Recopiez à l'identique, s'il vous plaît, les lignes du matériel ci-dessous : commencez à la ligne qui contient « pause-bar-right (26, 18, 30, 33) » et arrêtez-vous après celle qui contient « tab-photos-label: 相片 (170, 568, 201, 587) », ces deux lignes comprises.
━━━━━ ENTRÉES FOURNIES ━━━━━
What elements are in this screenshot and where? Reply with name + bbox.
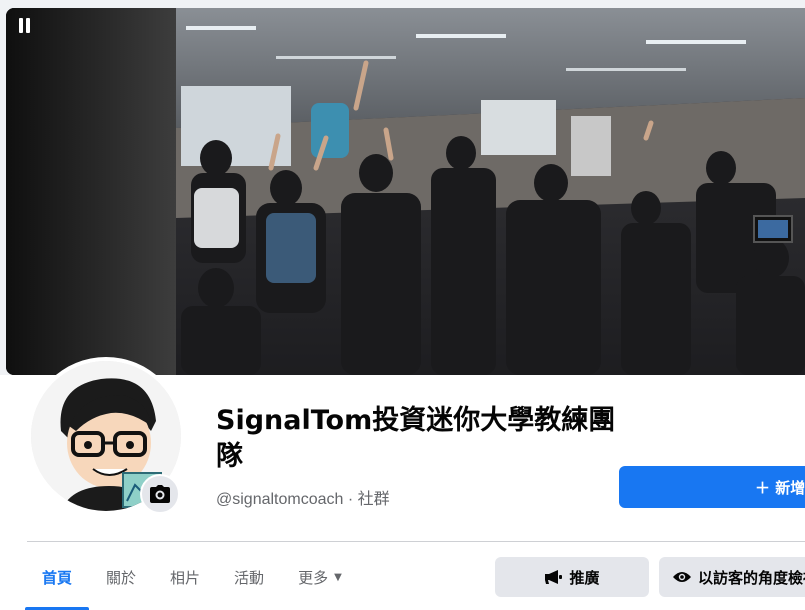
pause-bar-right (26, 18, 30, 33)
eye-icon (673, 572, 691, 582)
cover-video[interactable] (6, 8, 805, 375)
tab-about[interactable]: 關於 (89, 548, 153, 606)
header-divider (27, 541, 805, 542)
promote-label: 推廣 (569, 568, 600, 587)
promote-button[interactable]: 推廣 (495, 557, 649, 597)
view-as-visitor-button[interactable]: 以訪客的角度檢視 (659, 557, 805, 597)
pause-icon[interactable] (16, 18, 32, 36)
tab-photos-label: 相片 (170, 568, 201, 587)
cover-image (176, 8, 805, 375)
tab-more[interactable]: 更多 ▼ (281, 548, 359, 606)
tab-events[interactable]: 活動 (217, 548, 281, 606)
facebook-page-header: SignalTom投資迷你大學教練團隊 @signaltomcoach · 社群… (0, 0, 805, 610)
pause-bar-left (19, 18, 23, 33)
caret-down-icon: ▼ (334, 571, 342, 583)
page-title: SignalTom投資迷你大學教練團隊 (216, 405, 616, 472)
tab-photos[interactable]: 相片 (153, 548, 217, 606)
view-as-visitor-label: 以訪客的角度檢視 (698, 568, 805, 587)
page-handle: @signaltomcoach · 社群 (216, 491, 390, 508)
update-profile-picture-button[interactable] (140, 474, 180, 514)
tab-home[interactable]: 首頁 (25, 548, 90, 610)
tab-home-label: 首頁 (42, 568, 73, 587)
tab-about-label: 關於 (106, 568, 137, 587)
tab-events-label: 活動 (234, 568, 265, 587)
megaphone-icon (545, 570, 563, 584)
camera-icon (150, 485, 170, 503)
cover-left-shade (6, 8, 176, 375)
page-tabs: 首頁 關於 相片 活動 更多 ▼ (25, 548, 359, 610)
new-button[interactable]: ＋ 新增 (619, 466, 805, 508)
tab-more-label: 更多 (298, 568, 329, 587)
━━━━━
RÉSULTAT OBTENU –
pause-bar-right (26, 18, 30, 33)
eye-icon (673, 572, 691, 582)
cover-video[interactable] (6, 8, 805, 375)
tab-about[interactable]: 關於 (89, 548, 153, 606)
header-divider (27, 541, 805, 542)
promote-label: 推廣 (569, 568, 600, 587)
promote-button[interactable]: 推廣 (495, 557, 649, 597)
view-as-visitor-button[interactable]: 以訪客的角度檢視 (659, 557, 805, 597)
pause-icon[interactable] (16, 18, 32, 36)
tab-photos-label: 相片 (170, 568, 201, 587)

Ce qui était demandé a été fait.